§ WHAT YOU NEED TO DO: Return each line containing "this".
**** INFORMATION PROVIDED
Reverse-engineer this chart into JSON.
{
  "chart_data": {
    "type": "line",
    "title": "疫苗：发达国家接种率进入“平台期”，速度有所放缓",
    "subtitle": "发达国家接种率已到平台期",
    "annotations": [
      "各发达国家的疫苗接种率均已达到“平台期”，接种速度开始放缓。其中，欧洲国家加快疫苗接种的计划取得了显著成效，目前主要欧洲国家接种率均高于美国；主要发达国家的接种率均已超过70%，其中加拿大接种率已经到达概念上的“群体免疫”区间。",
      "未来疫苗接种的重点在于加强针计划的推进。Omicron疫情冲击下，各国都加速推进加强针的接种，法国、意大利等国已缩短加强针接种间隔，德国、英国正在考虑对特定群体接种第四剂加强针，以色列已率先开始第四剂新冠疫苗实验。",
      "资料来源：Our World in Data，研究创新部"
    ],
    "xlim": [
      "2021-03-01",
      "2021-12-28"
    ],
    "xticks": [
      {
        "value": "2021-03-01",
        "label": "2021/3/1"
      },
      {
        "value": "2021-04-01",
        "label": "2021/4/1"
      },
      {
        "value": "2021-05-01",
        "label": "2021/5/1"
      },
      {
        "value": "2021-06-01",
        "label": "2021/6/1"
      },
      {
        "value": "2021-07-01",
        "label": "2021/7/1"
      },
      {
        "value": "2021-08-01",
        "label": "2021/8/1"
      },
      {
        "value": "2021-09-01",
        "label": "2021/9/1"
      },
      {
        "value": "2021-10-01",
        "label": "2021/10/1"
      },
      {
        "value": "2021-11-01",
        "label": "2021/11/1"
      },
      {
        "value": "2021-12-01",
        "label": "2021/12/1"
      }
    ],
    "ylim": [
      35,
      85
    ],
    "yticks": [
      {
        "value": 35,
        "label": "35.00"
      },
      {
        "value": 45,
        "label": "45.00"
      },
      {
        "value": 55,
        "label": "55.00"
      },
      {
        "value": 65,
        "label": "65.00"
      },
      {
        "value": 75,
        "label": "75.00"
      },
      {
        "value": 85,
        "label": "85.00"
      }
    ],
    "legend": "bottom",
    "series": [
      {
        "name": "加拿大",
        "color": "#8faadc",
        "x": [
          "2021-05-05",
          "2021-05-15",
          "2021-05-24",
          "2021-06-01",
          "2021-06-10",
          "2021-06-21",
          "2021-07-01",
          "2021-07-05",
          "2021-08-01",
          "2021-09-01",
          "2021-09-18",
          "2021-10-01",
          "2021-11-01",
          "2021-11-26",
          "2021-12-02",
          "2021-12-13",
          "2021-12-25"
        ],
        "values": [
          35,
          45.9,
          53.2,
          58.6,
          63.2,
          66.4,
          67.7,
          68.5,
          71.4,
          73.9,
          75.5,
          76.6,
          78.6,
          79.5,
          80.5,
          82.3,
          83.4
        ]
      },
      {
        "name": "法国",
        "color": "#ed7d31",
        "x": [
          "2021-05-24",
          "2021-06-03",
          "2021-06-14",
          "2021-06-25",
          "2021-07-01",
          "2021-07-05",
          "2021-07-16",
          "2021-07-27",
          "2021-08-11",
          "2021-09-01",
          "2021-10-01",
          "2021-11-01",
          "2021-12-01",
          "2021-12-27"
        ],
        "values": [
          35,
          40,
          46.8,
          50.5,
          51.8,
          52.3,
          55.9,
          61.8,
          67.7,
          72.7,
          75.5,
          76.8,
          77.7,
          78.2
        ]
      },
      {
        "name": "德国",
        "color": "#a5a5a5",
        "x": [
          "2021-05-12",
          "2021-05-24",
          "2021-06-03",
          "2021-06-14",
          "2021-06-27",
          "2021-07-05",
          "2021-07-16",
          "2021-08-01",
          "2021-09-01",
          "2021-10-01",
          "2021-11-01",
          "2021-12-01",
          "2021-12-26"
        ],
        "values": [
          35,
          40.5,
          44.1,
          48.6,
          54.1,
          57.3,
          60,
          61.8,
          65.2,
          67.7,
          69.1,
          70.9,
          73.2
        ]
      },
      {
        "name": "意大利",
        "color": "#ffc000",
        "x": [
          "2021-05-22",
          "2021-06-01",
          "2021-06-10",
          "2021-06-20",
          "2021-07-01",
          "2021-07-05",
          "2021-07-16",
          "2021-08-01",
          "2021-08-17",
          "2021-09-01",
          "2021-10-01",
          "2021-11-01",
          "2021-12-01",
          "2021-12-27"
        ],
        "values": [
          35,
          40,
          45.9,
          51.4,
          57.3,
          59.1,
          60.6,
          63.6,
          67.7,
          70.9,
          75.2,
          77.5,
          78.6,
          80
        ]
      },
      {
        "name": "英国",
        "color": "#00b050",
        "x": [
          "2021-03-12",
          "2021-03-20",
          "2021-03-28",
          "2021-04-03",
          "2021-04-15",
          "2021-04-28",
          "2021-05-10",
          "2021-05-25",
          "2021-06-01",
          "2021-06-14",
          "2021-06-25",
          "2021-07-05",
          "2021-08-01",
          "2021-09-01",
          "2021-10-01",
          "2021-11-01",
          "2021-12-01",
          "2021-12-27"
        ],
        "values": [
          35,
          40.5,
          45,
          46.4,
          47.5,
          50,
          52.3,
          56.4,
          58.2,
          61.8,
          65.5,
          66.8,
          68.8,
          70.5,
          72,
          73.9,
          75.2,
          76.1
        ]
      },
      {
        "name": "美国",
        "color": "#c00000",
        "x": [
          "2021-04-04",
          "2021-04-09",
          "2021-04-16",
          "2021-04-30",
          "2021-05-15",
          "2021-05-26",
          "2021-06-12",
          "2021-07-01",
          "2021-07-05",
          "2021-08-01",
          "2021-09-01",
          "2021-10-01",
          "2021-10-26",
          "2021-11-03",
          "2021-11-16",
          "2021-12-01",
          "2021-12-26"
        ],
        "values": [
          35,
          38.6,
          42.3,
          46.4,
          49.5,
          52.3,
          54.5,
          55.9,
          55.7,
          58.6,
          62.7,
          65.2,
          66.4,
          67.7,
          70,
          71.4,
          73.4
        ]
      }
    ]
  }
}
********
**** INFORMATION PROVIDED
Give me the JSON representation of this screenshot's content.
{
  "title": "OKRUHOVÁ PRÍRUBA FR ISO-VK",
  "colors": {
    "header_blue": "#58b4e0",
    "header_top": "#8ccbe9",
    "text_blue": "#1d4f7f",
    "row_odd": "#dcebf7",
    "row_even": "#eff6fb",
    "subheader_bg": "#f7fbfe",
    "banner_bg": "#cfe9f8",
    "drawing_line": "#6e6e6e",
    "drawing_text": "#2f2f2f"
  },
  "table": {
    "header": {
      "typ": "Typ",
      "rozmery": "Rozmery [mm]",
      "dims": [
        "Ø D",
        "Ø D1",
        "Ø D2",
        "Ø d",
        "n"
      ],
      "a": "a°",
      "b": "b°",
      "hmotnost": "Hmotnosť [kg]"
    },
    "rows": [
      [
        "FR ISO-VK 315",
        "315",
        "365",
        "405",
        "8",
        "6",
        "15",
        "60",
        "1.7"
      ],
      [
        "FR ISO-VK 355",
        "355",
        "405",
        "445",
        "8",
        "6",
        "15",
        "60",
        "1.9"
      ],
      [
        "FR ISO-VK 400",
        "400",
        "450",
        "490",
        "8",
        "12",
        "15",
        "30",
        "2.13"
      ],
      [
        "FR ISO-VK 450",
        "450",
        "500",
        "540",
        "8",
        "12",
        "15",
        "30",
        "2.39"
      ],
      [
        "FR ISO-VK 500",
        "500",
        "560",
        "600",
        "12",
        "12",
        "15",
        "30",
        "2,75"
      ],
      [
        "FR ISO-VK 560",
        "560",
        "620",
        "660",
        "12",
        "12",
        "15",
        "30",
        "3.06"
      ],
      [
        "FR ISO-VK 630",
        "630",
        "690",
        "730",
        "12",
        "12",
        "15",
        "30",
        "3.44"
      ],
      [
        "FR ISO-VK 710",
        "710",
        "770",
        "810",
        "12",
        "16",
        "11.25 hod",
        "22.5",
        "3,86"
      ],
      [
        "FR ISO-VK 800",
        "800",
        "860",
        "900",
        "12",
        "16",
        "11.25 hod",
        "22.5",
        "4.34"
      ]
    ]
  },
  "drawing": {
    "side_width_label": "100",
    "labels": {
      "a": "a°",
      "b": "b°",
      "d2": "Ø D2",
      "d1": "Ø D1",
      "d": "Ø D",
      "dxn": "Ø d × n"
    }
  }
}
********
§ CORRECT RESULT:
Reverse-engineer this chart into JSON.
Give me the JSON representation of this screenshot's content.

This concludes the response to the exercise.